Your task is to quote the material that follows, in full and exactly.
══════════
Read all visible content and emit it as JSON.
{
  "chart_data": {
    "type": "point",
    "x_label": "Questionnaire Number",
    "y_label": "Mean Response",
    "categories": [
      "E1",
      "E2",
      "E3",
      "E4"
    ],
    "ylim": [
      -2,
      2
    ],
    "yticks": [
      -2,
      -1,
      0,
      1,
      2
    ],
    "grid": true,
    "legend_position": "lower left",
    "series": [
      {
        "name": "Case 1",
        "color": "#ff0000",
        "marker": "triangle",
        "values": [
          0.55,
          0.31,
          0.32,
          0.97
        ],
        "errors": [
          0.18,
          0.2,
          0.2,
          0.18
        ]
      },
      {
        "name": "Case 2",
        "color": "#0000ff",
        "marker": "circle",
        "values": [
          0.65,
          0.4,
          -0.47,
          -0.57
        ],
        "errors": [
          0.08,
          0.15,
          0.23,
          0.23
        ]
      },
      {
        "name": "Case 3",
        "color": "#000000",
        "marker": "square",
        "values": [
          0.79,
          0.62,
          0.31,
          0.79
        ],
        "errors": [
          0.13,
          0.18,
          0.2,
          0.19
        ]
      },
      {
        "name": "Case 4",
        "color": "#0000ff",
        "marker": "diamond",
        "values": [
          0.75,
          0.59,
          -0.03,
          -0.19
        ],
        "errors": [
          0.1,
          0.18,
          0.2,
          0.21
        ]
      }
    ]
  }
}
══════════
EXERCISE RESULT =>
Read all visible content and emit it as JSON.
{
  "chart_data": {
    "type": "point",
    "x_label": "Questionnaire Number",
    "y_label": "Mean Response",
    "categories": [
      "E1",
      "E2",
      "E3",
      "E4"
    ],
    "ylim": [
      -2,
      2
    ],
    "yticks": [
      -2,
      -1,
      0,
      1,
      2
    ],
    "grid": true,
    "legend_position": "lower left",
    "series": [
      {
        "name": "Case 1",
        "color": "#ff0000",
        "marker": "triangle",
        "values": [
          0.55,
          0.31,
          0.32,
          0.97
        ],
        "errors": [
          0.18,
          0.2,
          0.2,
          0.18
        ]
      },
      {
        "name": "Case 2",
        "color": "#0000ff",
        "marker": "circle",
        "values": [
          0.65,
          0.4,
          -0.47,
          -0.57
        ],
        "errors": [
          0.08,
          0.15,
          0.23,
          0.23
        ]
      },
      {
        "name": "Case 3",
        "color": "#000000",
        "marker": "square",
        "values": [
          0.79,
          0.62,
          0.31,
          0.79
        ],
        "errors": [
          0.13,
          0.18,
          0.2,
          0.19
        ]
      },
      {
        "name": "Case 4",
        "color": "#0000ff",
        "marker": "diamond",
        "values": [
          0.75,
          0.59,
          -0.03,
          -0.19
        ],
        "errors": [
          0.1,
          0.18,
          0.2,
          0.21
        ]
      }
    ]
  }
}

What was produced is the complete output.